[Saved entries]
## Begin

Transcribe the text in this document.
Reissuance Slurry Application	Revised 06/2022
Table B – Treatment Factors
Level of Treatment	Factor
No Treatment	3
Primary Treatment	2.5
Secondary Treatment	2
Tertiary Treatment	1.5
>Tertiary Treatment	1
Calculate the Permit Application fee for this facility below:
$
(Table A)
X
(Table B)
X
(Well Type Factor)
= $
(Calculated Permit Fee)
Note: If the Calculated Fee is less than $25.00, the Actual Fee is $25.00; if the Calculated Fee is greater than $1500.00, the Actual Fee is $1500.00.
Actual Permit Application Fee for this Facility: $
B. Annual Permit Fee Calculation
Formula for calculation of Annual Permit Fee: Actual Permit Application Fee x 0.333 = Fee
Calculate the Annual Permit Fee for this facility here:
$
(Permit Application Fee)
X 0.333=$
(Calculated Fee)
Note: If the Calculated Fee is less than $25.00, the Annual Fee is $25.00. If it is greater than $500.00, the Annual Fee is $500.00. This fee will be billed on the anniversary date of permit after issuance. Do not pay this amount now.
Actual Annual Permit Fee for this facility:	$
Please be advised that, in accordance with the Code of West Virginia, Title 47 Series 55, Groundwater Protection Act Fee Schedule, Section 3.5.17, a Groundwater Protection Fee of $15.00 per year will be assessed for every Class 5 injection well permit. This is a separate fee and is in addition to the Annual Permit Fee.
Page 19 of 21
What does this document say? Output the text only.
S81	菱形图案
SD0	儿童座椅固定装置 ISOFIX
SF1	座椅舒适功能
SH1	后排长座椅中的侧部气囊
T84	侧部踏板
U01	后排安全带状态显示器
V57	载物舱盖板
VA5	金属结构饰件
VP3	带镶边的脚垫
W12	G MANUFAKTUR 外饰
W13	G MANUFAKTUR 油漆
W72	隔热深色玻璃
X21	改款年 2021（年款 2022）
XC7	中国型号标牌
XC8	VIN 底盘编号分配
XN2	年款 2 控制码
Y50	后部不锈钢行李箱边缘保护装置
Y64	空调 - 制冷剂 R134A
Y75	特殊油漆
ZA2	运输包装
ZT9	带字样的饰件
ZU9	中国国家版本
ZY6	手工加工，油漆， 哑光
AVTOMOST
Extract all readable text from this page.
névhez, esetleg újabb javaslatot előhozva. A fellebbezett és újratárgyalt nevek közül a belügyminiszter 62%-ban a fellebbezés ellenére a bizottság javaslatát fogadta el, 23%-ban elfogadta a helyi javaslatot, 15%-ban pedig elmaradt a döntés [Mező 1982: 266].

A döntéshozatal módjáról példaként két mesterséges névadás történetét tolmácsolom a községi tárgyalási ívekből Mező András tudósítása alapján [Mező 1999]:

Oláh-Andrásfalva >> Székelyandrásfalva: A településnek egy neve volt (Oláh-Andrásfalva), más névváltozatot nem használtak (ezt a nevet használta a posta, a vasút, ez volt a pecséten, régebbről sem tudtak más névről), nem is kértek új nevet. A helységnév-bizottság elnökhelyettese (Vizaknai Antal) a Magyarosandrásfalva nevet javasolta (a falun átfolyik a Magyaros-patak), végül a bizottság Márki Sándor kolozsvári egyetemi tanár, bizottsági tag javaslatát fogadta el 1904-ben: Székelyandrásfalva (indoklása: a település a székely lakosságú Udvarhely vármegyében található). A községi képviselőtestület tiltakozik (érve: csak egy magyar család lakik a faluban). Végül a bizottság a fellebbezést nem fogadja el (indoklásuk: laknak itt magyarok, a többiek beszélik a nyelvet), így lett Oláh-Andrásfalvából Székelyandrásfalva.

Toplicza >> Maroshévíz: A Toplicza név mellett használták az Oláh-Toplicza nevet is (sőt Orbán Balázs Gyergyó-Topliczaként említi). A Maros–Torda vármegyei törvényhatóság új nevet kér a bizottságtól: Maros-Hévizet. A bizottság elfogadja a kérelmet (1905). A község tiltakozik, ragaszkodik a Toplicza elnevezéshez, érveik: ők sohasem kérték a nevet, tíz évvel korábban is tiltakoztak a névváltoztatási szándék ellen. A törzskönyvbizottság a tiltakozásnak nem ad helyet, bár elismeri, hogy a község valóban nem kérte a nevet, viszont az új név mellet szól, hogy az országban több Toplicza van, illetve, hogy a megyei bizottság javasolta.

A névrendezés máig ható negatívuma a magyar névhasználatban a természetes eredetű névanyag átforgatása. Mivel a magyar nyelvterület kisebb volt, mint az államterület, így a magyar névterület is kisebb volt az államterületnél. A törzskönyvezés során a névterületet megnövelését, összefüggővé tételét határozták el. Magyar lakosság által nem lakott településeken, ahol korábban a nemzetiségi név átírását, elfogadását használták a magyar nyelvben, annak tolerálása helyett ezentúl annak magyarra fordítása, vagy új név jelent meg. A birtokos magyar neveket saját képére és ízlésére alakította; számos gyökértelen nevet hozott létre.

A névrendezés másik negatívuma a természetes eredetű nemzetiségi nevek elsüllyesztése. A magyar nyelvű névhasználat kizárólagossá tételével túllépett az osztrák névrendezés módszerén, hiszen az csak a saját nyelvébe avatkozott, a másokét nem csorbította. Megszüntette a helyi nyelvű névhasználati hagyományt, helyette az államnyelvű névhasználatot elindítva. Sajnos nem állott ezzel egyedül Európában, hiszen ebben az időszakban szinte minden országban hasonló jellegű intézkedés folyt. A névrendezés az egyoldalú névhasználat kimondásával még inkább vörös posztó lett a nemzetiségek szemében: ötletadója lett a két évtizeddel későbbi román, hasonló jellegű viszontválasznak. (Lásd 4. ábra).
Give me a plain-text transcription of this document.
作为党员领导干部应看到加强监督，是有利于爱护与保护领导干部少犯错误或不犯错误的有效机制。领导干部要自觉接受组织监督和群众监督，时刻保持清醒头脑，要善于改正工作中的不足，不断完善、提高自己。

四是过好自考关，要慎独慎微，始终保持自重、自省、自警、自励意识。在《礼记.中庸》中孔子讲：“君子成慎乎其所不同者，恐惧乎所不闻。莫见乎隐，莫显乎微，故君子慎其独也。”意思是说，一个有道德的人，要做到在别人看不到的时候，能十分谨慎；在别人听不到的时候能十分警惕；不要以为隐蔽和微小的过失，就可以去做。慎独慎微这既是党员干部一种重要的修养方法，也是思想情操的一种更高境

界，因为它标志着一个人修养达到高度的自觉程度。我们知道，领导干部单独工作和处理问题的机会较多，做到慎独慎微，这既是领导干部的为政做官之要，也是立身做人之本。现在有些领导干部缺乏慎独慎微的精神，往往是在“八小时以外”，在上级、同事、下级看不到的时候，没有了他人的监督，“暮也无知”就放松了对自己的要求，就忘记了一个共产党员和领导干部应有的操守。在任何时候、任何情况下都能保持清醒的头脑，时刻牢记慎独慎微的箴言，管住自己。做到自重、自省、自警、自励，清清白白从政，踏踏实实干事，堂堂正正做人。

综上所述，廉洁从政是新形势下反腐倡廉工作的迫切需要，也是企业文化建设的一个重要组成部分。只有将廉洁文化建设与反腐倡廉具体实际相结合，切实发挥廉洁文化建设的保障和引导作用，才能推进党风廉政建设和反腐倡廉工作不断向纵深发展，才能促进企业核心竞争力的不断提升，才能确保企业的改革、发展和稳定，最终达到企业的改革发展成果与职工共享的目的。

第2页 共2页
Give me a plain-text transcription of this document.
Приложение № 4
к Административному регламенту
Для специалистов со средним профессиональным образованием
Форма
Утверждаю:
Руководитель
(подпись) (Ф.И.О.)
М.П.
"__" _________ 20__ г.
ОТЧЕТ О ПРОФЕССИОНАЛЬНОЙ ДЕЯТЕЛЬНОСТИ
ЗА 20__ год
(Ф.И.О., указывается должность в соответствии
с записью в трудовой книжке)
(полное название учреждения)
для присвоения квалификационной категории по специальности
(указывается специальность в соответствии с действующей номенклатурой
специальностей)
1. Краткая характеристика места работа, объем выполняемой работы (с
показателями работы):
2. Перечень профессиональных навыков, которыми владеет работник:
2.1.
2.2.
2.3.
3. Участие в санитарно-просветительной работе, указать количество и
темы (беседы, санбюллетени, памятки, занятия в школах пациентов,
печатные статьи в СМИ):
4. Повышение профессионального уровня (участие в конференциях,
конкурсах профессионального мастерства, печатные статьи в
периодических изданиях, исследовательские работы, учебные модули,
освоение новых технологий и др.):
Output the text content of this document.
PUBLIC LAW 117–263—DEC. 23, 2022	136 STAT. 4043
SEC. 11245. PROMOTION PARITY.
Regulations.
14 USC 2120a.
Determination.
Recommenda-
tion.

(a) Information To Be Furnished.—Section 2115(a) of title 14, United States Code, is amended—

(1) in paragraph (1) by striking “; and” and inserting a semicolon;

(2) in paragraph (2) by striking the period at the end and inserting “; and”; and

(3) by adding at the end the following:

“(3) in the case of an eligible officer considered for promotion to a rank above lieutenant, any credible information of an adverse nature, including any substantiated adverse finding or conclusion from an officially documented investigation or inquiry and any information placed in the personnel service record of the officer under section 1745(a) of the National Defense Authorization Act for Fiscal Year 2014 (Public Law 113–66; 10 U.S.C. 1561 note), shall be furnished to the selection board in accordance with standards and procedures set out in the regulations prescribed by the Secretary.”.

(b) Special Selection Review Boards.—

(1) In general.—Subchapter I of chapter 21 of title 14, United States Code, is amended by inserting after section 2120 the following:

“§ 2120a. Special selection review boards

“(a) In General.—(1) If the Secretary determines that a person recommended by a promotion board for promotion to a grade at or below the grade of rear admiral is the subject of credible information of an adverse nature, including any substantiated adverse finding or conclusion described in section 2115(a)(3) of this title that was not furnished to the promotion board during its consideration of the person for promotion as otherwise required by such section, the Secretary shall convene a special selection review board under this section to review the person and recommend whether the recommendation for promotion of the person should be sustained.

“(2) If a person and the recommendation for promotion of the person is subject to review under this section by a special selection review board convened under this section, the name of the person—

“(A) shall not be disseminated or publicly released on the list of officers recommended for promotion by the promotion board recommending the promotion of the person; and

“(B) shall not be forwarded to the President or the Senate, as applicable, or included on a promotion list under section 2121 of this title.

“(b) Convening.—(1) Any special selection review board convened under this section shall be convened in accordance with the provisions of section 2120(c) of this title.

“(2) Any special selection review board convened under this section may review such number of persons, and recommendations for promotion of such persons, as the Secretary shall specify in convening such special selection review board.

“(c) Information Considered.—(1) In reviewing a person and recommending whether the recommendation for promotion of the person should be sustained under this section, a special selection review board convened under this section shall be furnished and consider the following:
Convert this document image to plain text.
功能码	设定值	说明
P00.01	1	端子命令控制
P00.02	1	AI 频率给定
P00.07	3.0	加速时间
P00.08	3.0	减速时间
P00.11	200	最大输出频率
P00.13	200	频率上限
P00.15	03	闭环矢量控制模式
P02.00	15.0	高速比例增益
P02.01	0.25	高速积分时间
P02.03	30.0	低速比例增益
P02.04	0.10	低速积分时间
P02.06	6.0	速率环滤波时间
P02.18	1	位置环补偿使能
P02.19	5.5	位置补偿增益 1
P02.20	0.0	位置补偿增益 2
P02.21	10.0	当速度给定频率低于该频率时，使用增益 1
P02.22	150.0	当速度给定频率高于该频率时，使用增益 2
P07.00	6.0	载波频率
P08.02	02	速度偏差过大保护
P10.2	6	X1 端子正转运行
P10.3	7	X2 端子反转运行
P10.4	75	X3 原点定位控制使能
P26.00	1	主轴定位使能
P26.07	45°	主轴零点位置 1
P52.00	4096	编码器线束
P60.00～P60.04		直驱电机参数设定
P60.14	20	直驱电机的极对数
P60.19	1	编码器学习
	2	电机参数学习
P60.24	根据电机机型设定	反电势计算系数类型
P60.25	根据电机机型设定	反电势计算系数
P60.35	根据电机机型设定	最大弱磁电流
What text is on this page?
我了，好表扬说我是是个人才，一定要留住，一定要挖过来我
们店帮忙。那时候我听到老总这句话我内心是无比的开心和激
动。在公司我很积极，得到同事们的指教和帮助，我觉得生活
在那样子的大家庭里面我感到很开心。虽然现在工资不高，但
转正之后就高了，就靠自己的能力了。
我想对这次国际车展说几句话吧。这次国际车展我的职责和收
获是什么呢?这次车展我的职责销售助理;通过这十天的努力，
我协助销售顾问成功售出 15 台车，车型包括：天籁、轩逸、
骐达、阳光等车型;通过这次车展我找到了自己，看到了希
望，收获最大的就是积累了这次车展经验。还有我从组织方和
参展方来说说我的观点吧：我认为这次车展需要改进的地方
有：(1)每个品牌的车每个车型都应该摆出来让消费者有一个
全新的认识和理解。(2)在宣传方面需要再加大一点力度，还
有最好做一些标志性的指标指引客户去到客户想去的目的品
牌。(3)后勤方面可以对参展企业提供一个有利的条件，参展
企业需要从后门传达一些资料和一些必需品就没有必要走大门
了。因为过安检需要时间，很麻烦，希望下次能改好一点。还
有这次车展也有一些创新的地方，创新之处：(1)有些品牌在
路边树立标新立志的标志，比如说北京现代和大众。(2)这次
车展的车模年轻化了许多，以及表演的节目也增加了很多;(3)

## End

**Your objective**. Copy every line of the listing that contains the word "will".

**Output below**.
Note: If the Calculated Fee is less than $25.00, the Annual Fee is $25.00. If it is greater than $500.00, the Annual Fee is $500.00. This fee will be billed on the anniversary date of permit after issuance. Do not pay this amount now.
Please be advised that, in accordance with the Code of West Virginia, Title 47 Series 55, Groundwater Protection Act Fee Schedule, Section 3.5.17, a Groundwater Protection Fee of $15.00 per year will be assessed for every Class 5 injection well permit. This is a separate fee and is in addition to the Annual Permit Fee.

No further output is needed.